(Data entries for graphics)
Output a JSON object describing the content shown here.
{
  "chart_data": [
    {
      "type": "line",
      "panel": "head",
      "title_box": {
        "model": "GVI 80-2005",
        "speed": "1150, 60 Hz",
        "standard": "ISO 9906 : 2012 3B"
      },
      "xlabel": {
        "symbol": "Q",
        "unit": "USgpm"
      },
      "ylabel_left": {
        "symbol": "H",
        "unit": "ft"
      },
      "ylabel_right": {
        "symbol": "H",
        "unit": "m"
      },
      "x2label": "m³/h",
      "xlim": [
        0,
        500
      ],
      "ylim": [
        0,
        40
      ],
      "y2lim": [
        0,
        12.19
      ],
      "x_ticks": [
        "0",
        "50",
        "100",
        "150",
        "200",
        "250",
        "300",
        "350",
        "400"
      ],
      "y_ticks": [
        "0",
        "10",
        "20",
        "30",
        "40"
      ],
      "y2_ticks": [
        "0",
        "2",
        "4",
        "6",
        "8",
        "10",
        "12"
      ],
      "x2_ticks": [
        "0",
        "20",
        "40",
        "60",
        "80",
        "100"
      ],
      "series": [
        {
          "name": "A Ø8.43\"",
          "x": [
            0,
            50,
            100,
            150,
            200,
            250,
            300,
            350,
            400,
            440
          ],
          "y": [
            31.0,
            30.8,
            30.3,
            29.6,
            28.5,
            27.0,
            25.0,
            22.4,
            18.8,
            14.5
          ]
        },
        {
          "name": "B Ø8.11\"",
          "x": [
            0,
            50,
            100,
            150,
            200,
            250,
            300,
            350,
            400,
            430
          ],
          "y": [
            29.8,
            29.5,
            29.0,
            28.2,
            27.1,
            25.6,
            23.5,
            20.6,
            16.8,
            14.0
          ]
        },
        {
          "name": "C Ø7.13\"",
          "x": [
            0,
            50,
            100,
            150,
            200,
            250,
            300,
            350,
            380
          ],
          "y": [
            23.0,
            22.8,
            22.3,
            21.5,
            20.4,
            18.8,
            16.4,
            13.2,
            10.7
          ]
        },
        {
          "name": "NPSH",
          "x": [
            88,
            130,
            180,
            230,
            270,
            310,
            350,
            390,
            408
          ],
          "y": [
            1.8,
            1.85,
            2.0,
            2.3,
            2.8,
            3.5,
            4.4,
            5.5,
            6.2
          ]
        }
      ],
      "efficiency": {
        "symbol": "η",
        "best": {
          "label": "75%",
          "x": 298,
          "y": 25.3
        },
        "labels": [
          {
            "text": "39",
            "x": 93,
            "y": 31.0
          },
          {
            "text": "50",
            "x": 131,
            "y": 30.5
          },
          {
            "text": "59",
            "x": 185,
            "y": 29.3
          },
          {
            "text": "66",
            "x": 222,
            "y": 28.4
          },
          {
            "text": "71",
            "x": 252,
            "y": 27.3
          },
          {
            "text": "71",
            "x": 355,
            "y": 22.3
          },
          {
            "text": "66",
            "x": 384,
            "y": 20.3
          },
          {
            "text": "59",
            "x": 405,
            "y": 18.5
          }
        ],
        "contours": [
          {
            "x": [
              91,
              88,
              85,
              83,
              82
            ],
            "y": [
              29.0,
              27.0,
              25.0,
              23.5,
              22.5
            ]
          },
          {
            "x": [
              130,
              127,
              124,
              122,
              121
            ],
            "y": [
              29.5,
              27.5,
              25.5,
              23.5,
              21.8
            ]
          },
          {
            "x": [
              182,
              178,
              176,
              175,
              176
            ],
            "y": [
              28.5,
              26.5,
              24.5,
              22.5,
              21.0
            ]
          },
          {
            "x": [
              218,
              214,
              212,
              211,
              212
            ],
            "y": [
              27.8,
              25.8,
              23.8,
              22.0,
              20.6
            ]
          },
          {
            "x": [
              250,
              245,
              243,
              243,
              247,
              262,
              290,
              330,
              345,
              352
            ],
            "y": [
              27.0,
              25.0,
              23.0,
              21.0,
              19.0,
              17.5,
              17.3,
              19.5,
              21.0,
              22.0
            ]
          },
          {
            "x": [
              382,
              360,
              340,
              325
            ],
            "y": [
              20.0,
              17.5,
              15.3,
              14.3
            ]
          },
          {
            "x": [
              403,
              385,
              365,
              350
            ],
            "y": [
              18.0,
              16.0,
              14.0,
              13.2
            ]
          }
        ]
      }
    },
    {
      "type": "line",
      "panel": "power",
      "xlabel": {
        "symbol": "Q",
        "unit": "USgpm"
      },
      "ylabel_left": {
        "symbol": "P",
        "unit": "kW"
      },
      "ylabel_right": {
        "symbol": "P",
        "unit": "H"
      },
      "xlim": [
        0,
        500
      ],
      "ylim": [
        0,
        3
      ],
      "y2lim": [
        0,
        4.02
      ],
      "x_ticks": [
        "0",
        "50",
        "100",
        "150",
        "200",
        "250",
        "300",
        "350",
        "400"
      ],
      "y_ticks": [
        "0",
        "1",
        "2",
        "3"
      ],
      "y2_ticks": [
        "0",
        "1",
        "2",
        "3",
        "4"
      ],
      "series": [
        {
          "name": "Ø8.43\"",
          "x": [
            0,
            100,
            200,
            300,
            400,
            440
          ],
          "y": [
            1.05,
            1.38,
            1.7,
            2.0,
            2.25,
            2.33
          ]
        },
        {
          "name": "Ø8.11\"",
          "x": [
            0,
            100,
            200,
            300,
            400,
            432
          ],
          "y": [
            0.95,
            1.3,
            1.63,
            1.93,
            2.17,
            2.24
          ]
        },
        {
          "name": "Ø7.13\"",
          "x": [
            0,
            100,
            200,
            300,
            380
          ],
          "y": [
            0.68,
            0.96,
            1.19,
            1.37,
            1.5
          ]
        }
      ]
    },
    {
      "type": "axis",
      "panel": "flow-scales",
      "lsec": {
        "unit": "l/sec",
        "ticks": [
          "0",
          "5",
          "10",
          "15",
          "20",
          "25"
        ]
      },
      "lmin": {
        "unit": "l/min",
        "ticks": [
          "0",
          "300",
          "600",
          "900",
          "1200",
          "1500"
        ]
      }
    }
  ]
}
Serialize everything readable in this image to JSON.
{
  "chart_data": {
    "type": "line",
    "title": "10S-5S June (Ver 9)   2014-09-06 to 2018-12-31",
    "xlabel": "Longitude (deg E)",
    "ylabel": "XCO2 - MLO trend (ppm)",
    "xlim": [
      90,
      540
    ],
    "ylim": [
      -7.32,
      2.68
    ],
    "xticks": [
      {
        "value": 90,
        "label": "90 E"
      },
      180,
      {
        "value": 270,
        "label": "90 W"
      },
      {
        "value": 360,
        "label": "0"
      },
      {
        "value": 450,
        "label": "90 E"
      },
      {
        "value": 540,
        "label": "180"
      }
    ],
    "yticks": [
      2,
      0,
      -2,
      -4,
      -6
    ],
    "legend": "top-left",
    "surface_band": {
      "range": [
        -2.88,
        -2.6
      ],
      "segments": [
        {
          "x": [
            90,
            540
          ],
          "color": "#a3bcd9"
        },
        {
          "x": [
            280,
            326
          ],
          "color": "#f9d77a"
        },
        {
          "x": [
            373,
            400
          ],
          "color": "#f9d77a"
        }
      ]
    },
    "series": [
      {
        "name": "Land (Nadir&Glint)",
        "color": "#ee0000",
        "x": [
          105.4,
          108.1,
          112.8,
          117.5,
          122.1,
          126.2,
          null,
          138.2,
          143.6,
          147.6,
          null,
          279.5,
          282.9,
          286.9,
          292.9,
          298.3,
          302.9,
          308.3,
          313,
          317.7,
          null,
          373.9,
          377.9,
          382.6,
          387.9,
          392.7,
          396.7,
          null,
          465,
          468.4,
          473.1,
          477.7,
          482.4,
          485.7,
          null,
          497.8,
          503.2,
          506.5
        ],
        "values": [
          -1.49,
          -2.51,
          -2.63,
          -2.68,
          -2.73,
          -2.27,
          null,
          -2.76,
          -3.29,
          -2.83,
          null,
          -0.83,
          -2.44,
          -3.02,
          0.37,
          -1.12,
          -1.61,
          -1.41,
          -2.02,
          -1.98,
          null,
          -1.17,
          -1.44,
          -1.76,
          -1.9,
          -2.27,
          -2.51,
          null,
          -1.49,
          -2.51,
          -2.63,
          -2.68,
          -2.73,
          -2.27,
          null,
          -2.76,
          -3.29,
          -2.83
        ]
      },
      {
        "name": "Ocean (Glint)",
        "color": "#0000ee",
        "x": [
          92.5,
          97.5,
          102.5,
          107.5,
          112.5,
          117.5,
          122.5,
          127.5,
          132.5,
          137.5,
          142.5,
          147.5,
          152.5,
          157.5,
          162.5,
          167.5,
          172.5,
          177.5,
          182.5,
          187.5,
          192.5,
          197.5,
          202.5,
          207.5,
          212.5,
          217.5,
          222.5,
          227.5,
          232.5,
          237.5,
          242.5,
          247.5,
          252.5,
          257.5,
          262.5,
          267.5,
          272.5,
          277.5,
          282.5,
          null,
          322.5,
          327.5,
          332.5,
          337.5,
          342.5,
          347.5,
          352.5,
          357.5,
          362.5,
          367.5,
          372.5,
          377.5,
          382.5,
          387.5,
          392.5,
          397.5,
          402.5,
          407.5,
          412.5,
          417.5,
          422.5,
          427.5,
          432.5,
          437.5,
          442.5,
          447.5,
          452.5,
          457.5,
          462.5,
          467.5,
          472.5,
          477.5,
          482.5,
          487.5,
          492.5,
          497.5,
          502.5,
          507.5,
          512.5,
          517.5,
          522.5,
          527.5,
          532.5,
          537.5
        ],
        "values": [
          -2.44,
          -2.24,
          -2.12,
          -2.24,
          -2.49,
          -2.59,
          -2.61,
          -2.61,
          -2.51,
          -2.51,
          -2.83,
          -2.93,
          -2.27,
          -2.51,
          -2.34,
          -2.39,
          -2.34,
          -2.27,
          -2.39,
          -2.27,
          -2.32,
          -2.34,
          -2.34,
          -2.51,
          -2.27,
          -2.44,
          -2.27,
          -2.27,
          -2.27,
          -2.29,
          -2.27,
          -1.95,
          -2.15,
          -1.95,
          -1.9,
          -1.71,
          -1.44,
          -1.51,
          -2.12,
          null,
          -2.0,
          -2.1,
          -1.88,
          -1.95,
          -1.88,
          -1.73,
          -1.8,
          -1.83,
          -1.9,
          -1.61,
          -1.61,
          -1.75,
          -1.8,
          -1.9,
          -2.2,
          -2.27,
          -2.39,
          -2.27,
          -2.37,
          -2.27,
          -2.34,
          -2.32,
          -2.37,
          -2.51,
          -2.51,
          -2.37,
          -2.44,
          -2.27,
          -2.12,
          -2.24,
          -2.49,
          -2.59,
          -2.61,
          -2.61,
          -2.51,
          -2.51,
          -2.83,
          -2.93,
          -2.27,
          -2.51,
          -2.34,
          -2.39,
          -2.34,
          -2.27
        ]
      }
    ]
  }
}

Task description: Using the listing above, pick out each line that contains the word "JSON", then copy it.

Response below:
Output a JSON object describing the content shown here.
Serialize everything readable in this image to JSON.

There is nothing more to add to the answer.